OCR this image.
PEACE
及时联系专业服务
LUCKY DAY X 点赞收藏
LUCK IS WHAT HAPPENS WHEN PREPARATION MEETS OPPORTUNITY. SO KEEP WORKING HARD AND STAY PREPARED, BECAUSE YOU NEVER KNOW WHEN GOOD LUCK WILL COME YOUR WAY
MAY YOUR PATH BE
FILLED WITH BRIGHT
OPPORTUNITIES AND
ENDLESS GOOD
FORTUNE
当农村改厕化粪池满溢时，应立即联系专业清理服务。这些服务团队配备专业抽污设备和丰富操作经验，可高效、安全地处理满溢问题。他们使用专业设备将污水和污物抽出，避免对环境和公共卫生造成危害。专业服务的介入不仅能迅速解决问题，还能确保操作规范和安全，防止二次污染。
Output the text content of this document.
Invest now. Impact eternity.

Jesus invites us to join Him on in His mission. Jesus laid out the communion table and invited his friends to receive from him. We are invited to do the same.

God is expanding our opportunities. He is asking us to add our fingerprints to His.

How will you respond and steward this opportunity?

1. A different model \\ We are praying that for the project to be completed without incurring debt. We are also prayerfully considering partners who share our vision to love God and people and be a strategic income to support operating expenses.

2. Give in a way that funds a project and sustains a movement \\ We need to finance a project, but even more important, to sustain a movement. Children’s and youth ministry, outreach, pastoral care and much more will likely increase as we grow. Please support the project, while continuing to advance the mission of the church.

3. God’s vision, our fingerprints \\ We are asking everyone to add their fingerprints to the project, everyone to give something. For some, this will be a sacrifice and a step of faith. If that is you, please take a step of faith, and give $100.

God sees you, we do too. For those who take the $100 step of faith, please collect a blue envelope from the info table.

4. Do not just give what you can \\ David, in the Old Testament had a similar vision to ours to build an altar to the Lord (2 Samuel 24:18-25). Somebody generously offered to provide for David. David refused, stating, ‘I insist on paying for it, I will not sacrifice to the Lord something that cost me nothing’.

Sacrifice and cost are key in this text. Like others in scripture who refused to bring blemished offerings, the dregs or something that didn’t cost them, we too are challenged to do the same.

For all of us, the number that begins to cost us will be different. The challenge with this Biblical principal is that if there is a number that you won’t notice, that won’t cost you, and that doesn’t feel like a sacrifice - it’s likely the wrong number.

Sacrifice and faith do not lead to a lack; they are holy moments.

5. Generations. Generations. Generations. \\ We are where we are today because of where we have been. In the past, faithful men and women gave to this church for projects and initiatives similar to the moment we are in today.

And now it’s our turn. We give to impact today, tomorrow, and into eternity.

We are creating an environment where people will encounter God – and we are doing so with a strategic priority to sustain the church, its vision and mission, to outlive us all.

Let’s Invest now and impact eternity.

> **TASK TO COMPLETE**
Isolate the lines that hold the word "YOUR" and copy all of them.

> **RESPONSE**
LUCK IS WHAT HAPPENS WHEN PREPARATION MEETS OPPORTUNITY. SO KEEP WORKING HARD AND STAY PREPARED, BECAUSE YOU NEVER KNOW WHEN GOOD LUCK WILL COME YOUR WAY
MAY YOUR PATH BE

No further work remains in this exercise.